WHAT IS BEING ASKED: Express the data below as a JSON list of strings, with one string for each line, skipping blank lines and leaving out the pictures.

════

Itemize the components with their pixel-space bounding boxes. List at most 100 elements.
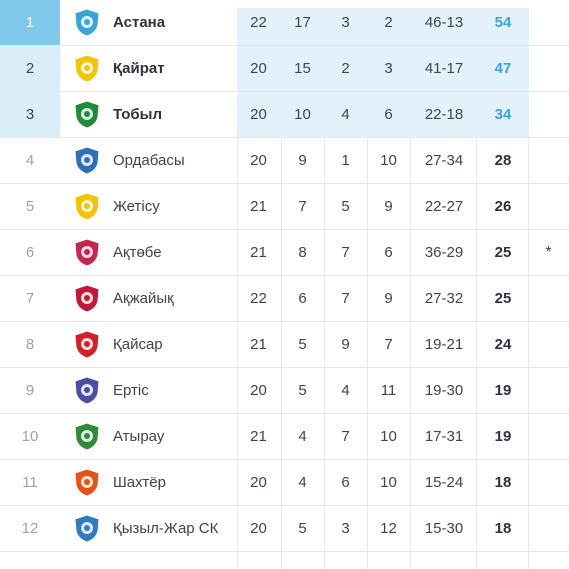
played-cell: 20	[250, 382, 267, 399]
draws-cell: 3	[341, 520, 350, 537]
losses-cell: 10	[380, 474, 397, 491]
astana-crest-icon	[74, 8, 100, 37]
tobol-crest-icon	[74, 100, 100, 129]
points-cell: 25	[494, 244, 512, 261]
played-cell: 20	[250, 152, 267, 169]
column-divider	[324, 138, 325, 569]
shakhter-crest-icon	[74, 468, 100, 497]
team-name: Ертіс	[113, 382, 149, 399]
team-logo	[60, 368, 112, 413]
losses-cell: 10	[380, 428, 397, 445]
team-name: Қайсар	[113, 336, 163, 353]
position-cell: 5	[25, 198, 35, 215]
team-logo	[60, 322, 112, 367]
position-cell: 11	[22, 474, 38, 491]
team-logo	[60, 276, 112, 321]
played-cell: 21	[250, 336, 267, 353]
table-row[interactable]: 5 Жетісу 21 7 5 9 22-27 26	[0, 184, 569, 230]
table-row[interactable]: 4 Ордабасы 20 9 1 10 27-34 28	[0, 138, 569, 184]
column-divider	[237, 138, 238, 569]
team-name: Шахтёр	[113, 474, 166, 491]
table-row[interactable]: 10 Атырау 21 4 7 10 17-31 19	[0, 414, 569, 460]
note-cell	[528, 414, 569, 459]
note-cell	[528, 184, 569, 229]
draws-cell: 9	[341, 336, 350, 353]
table-row[interactable]: 2 Қайрат 20 15 2 3 41-17 47	[0, 46, 569, 92]
team-name: Тобыл	[113, 106, 162, 123]
wins-cell: 8	[298, 244, 307, 261]
position-cell: 6	[25, 244, 35, 261]
column-divider	[528, 138, 529, 569]
goals-cell: 17-31	[424, 428, 464, 445]
kyzylzhar-crest-icon	[74, 514, 100, 543]
losses-cell: 10	[380, 152, 397, 169]
table-row[interactable]: 8 Қайсар 21 5 9 7 19-21 24	[0, 322, 569, 368]
table-row[interactable]: 11 Шахтёр 20 4 6 10 15-24 18	[0, 460, 569, 506]
draws-cell: 1	[341, 152, 350, 169]
goals-cell: 19-21	[424, 336, 464, 353]
wins-cell: 17	[294, 14, 311, 31]
note-cell	[528, 276, 569, 321]
team-logo	[60, 0, 112, 45]
table-row[interactable]: 7 Ақжайық 22 6 7 9 27-32 25	[0, 276, 569, 322]
team-name: Атырау	[113, 428, 165, 445]
team-name: Қайрат	[113, 60, 165, 77]
zhetysu-crest-icon	[74, 192, 100, 221]
team-logo	[60, 46, 112, 91]
position-highlight	[0, 92, 60, 138]
played-cell: 20	[250, 520, 267, 537]
kaisar-crest-icon	[74, 330, 100, 359]
losses-cell: 7	[384, 336, 393, 353]
losses-cell: 6	[384, 106, 393, 123]
irtysh-crest-icon	[74, 376, 100, 405]
wins-cell: 4	[298, 428, 307, 445]
atyrau-crest-icon	[74, 422, 100, 451]
losses-cell: 6	[384, 244, 393, 261]
team-logo	[60, 460, 112, 505]
position-cell: 8	[25, 336, 35, 353]
goals-cell: 22-18	[424, 106, 464, 123]
draws-cell: 4	[341, 106, 350, 123]
losses-cell: 9	[384, 290, 393, 307]
draws-cell: 7	[341, 244, 350, 261]
table-row[interactable]: 6 Ақтөбе 21 8 7 6 36-29 25 *	[0, 230, 569, 276]
losses-cell: 11	[380, 382, 397, 399]
goals-cell: 41-17	[424, 60, 464, 77]
table-row[interactable]: 9 Ертіс 20 5 4 11 19-30 19	[0, 368, 569, 414]
points-cell: 19	[494, 428, 512, 445]
position-cell: 10	[21, 428, 39, 445]
aktobe-crest-icon	[74, 238, 100, 267]
position-cell: 7	[25, 290, 35, 307]
draws-cell: 7	[341, 290, 350, 307]
points-cell: 54	[494, 14, 512, 31]
team-logo	[60, 230, 112, 275]
wins-cell: 5	[298, 520, 307, 537]
team-name: Ақтөбе	[113, 244, 162, 261]
note-cell	[528, 506, 569, 551]
note-cell	[528, 138, 569, 183]
played-cell: 22	[250, 14, 267, 31]
table-row[interactable]: 12 Қызыл-Жар СК 20 5 3 12 15-30 18	[0, 506, 569, 552]
points-cell: 47	[494, 60, 512, 77]
table-row[interactable]: 3 Тобыл 20 10 4 6 22-18 34	[0, 92, 569, 138]
wins-cell: 5	[298, 336, 307, 353]
note-cell	[528, 0, 569, 45]
wins-cell: 15	[294, 60, 311, 77]
points-cell: 19	[494, 382, 512, 399]
position-cell: 9	[25, 382, 35, 399]
wins-cell: 7	[298, 198, 307, 215]
draws-cell: 2	[341, 60, 350, 77]
played-cell: 21	[250, 428, 267, 445]
team-logo	[60, 92, 112, 137]
played-cell: 20	[250, 106, 267, 123]
note-cell	[528, 46, 569, 91]
position-cell: 12	[21, 520, 39, 537]
team-name: Жетісу	[113, 198, 160, 215]
table-row[interactable]: 1 Астана 22 17 3 2 46-13 54	[0, 0, 569, 46]
wins-cell: 6	[298, 290, 307, 307]
goals-cell: 36-29	[424, 244, 464, 261]
wins-cell: 4	[298, 474, 307, 491]
played-cell: 21	[250, 244, 267, 261]
position-cell: 2	[25, 60, 35, 77]
goals-cell: 15-30	[424, 520, 464, 537]
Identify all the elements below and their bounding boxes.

════

ANSWER FOR THIS EXERCISE:
[
  "Itemize the components with their pixel-space bounding boxes. List at most 100 elements.",
  "played-cell: 20\t[250, 382, 267, 399]",
  "draws-cell: 3\t[341, 520, 350, 537]",
  "losses-cell: 10\t[380, 474, 397, 491]",
  "astana-crest-icon\t[74, 8, 100, 37]",
  "tobol-crest-icon\t[74, 100, 100, 129]",
  "points-cell: 25\t[494, 244, 512, 261]",
  "played-cell: 20\t[250, 152, 267, 169]",
  "column-divider\t[324, 138, 325, 569]",
  "shakhter-crest-icon\t[74, 468, 100, 497]",
  "team-name: Ертіс\t[113, 382, 149, 399]",
  "team-logo\t[60, 368, 112, 413]",
  "losses-cell: 10\t[380, 428, 397, 445]",
  "team-name: Қайсар\t[113, 336, 163, 353]",
  "position-cell: 5\t[25, 198, 35, 215]",
  "team-logo\t[60, 322, 112, 367]",
  "position-cell: 11\t[22, 474, 38, 491]",
  "team-logo\t[60, 276, 112, 321]",
  "played-cell: 21\t[250, 336, 267, 353]",
  "table-row[interactable]: 5 Жетісу 21 7 5 9 22-27 26\t[0, 184, 569, 230]",
  "table-row[interactable]: 4 Ордабасы 20 9 1 10 27-34 28\t[0, 138, 569, 184]",
  "column-divider\t[237, 138, 238, 569]",
  "team-name: Шахтёр\t[113, 474, 166, 491]",
  "table-row[interactable]: 10 Атырау 21 4 7 10 17-31 19\t[0, 414, 569, 460]",
  "note-cell\t[528, 414, 569, 459]",
  "note-cell\t[528, 184, 569, 229]",
  "draws-cell: 9\t[341, 336, 350, 353]",
  "table-row[interactable]: 2 Қайрат 20 15 2 3 41-17 47\t[0, 46, 569, 92]",
  "team-name: Тобыл\t[113, 106, 162, 123]",
  "wins-cell: 8\t[298, 244, 307, 261]",
  "position-cell: 6\t[25, 244, 35, 261]",
  "column-divider\t[528, 138, 529, 569]",
  "goals-cell: 17-31\t[424, 428, 464, 445]",
  "kyzylzhar-crest-icon\t[74, 514, 100, 543]",
  "losses-cell: 10\t[380, 152, 397, 169]",
  "table-row[interactable]: 8 Қайсар 21 5 9 7 19-21 24\t[0, 322, 569, 368]",
  "table-row[interactable]: 11 Шахтёр 20 4 6 10 15-24 18\t[0, 460, 569, 506]",
  "draws-cell: 1\t[341, 152, 350, 169]",
  "goals-cell: 19-21\t[424, 336, 464, 353]",
  "wins-cell: 17\t[294, 14, 311, 31]",
  "note-cell\t[528, 276, 569, 321]",
  "team-logo\t[60, 0, 112, 45]",
  "table-row[interactable]: 7 Ақжайық 22 6 7 9 27-32 25\t[0, 276, 569, 322]",
  "team-name: Атырау\t[113, 428, 165, 445]",
  "team-name: Қайрат\t[113, 60, 165, 77]",
  "zhetysu-crest-icon\t[74, 192, 100, 221]",
  "team-logo\t[60, 46, 112, 91]",
  "position-highlight\t[0, 92, 60, 138]",
  "played-cell: 20\t[250, 520, 267, 537]",
  "kaisar-crest-icon\t[74, 330, 100, 359]",
  "losses-cell: 7\t[384, 336, 393, 353]",
  "losses-cell: 6\t[384, 106, 393, 123]",
  "irtysh-crest-icon\t[74, 376, 100, 405]",
  "wins-cell: 4\t[298, 428, 307, 445]",
  "atyrau-crest-icon\t[74, 422, 100, 451]",
  "losses-cell: 6\t[384, 244, 393, 261]",
  "team-logo\t[60, 460, 112, 505]",
  "position-cell: 8\t[25, 336, 35, 353]",
  "goals-cell: 22-18\t[424, 106, 464, 123]",
  "draws-cell: 4\t[341, 106, 350, 123]",
  "losses-cell: 9\t[384, 290, 393, 307]",
  "draws-cell: 7\t[341, 244, 350, 261]",
  "table-row[interactable]: 6 Ақтөбе 21 8 7 6 36-29 25 *\t[0, 230, 569, 276]",
  "losses-cell: 11\t[380, 382, 397, 399]",
  "goals-cell: 41-17\t[424, 60, 464, 77]",
  "table-row[interactable]: 9 Ертіс 20 5 4 11 19-30 19\t[0, 368, 569, 414]",
  "points-cell: 19\t[494, 428, 512, 445]",
  "position-cell: 10\t[21, 428, 39, 445]",
  "aktobe-crest-icon\t[74, 238, 100, 267]",
  "position-cell: 7\t[25, 290, 35, 307]",
  "draws-cell: 7\t[341, 290, 350, 307]",
  "points-cell: 54\t[494, 14, 512, 31]",
  "team-logo\t[60, 230, 112, 275]",
  "wins-cell: 5\t[298, 520, 307, 537]",
  "team-name: Ақтөбе\t[113, 244, 162, 261]",
  "note-cell\t[528, 506, 569, 551]",
  "note-cell\t[528, 138, 569, 183]",
  "played-cell: 22\t[250, 14, 267, 31]",
  "table-row[interactable]: 12 Қызыл-Жар СК 20 5 3 12 15-30 18\t[0, 506, 569, 552]",
  "points-cell: 47\t[494, 60, 512, 77]",
  "table-row[interactable]: 3 Тобыл 20 10 4 6 22-18 34\t[0, 92, 569, 138]",
  "wins-cell: 5\t[298, 336, 307, 353]",
  "note-cell\t[528, 0, 569, 45]",
  "wins-cell: 15\t[294, 60, 311, 77]",
  "points-cell: 19\t[494, 382, 512, 399]",
  "position-cell: 9\t[25, 382, 35, 399]",
  "wins-cell: 7\t[298, 198, 307, 215]",
  "draws-cell: 2\t[341, 60, 350, 77]",
  "played-cell: 21\t[250, 428, 267, 445]",
  "team-logo\t[60, 92, 112, 137]",
  "played-cell: 20\t[250, 106, 267, 123]",
  "note-cell\t[528, 46, 569, 91]",
  "position-cell: 12\t[21, 520, 39, 537]",
  "team-name: Жетісу\t[113, 198, 160, 215]",
  "table-row[interactable]: 1 Астана 22 17 3 2 46-13 54\t[0, 0, 569, 46]",
  "wins-cell: 6\t[298, 290, 307, 307]",
  "goals-cell: 36-29\t[424, 244, 464, 261]",
  "wins-cell: 4\t[298, 474, 307, 491]",
  "played-cell: 21\t[250, 244, 267, 261]",
  "position-cell: 2\t[25, 60, 35, 77]",
  "goals-cell: 15-30\t[424, 520, 464, 537]",
  "Identify all the elements below and their bounding boxes."
]